**Do this**: Copy the data exactly; pictures stay out of the copy.

**Given data**:

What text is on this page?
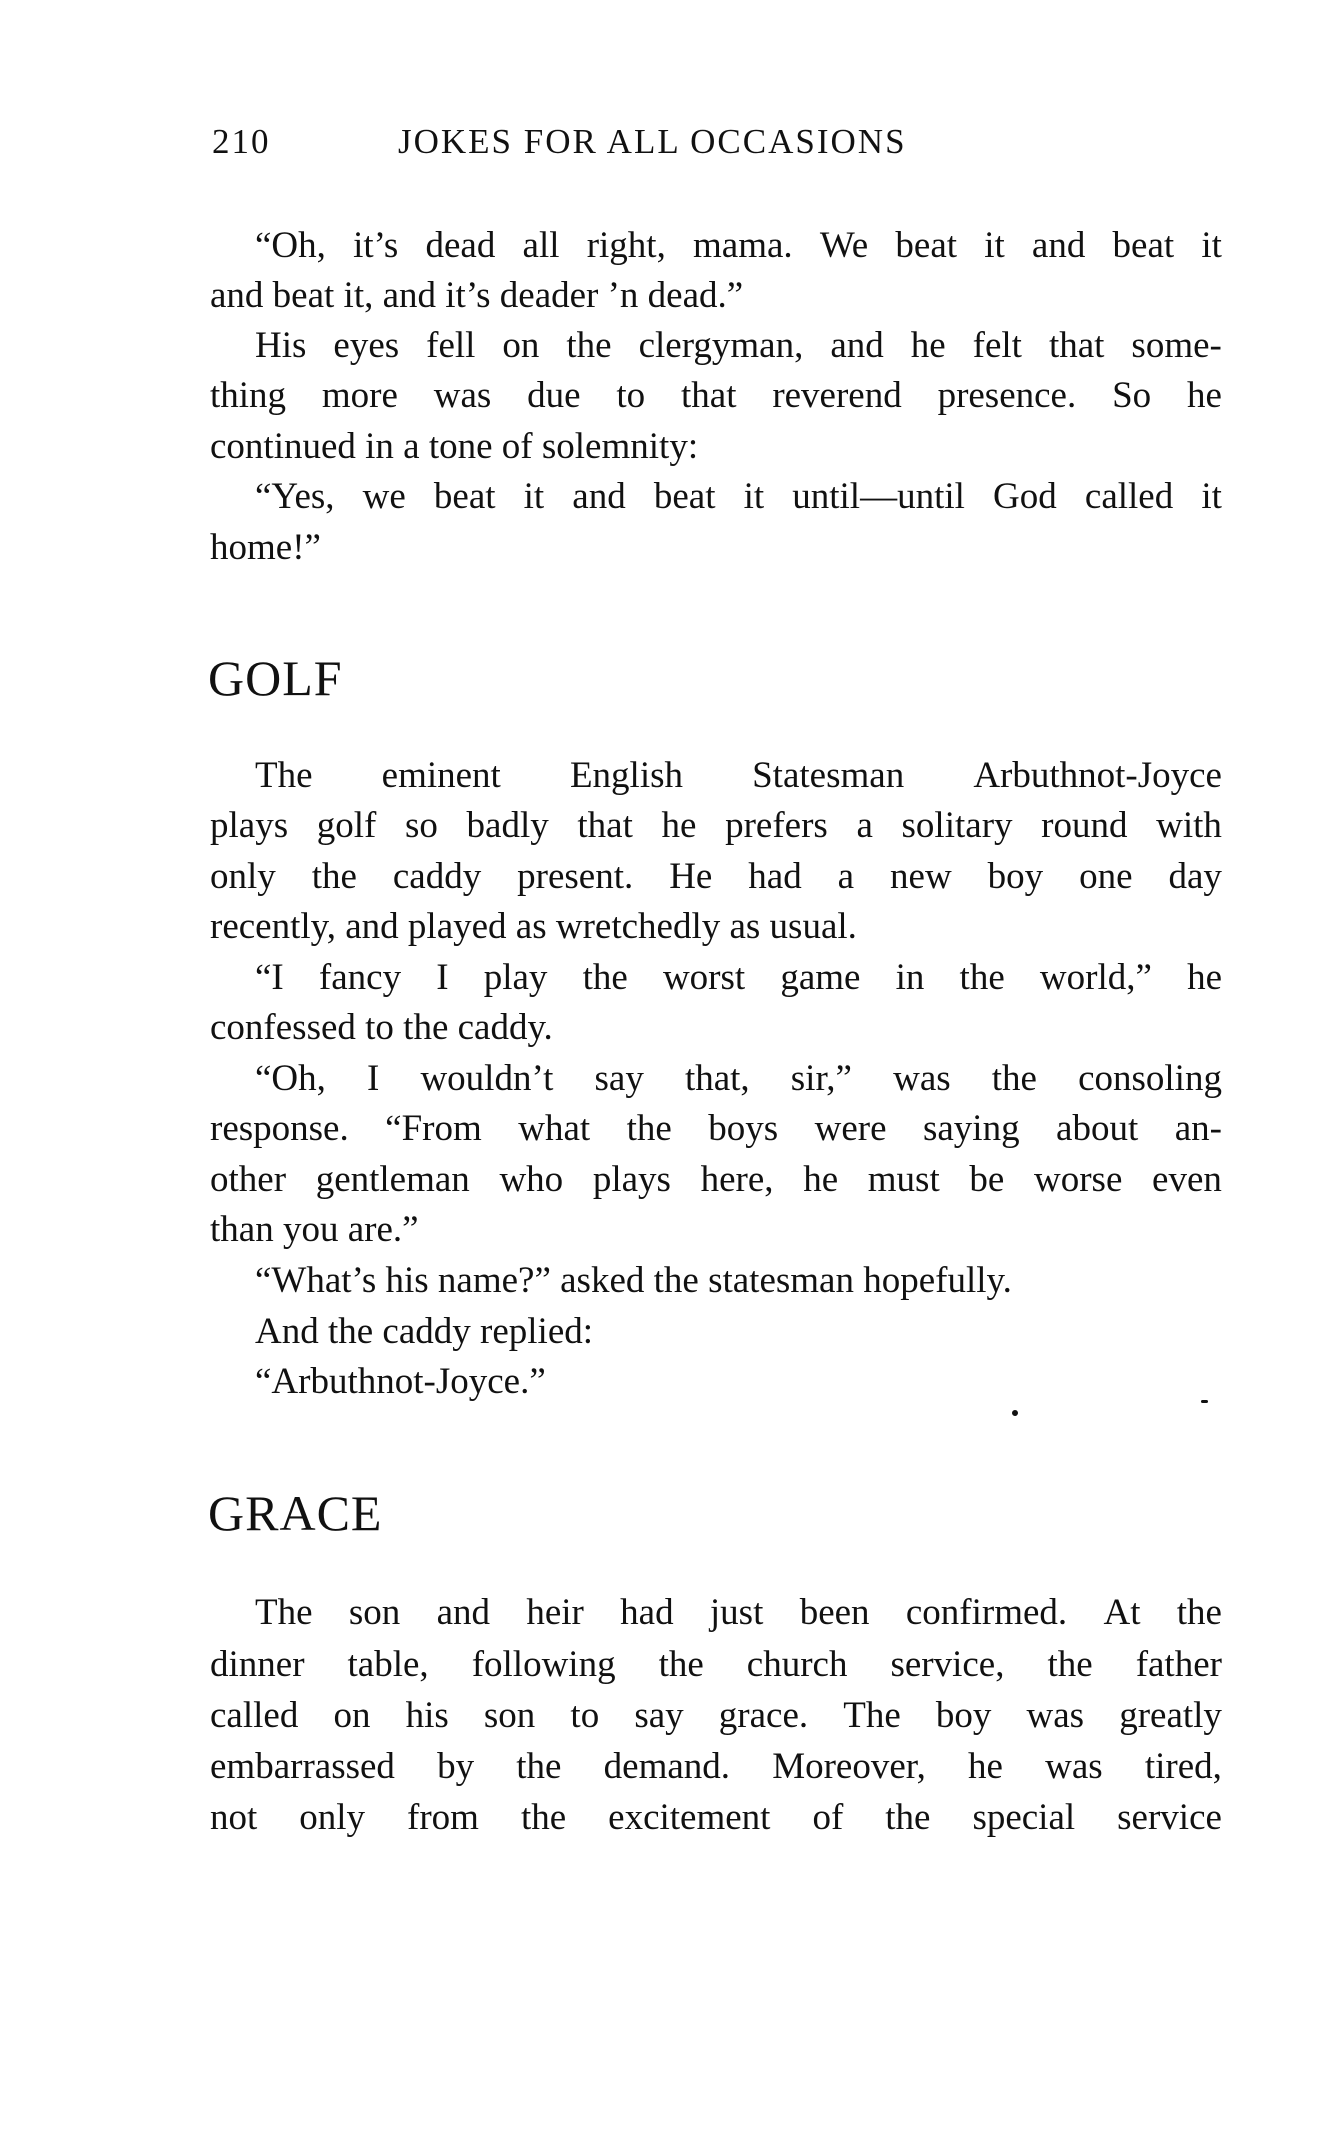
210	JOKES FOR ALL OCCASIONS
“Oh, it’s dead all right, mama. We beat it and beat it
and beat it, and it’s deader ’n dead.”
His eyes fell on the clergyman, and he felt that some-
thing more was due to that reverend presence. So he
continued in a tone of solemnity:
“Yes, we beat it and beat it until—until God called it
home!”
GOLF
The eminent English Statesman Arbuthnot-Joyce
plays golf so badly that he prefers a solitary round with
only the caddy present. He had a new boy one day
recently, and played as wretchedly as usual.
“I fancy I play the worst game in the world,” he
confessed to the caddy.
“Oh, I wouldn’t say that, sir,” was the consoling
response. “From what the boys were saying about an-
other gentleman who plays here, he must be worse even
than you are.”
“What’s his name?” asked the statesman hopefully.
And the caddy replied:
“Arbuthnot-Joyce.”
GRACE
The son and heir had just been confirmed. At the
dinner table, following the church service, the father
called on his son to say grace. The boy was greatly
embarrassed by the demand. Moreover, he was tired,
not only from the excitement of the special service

**Written solution**:
What text is on this page?
210	JOKES FOR ALL OCCASIONS
“Oh, it’s dead all right, mama. We beat it and beat it
and beat it, and it’s deader ’n dead.”
His eyes fell on the clergyman, and he felt that some-
thing more was due to that reverend presence. So he
continued in a tone of solemnity:
“Yes, we beat it and beat it until—until God called it
home!”
GOLF
The eminent English Statesman Arbuthnot-Joyce
plays golf so badly that he prefers a solitary round with
only the caddy present. He had a new boy one day
recently, and played as wretchedly as usual.
“I fancy I play the worst game in the world,” he
confessed to the caddy.
“Oh, I wouldn’t say that, sir,” was the consoling
response. “From what the boys were saying about an-
other gentleman who plays here, he must be worse even
than you are.”
“What’s his name?” asked the statesman hopefully.
And the caddy replied:
“Arbuthnot-Joyce.”
GRACE
The son and heir had just been confirmed. At the
dinner table, following the church service, the father
called on his son to say grace. The boy was greatly
embarrassed by the demand. Moreover, he was tired,
not only from the excitement of the special service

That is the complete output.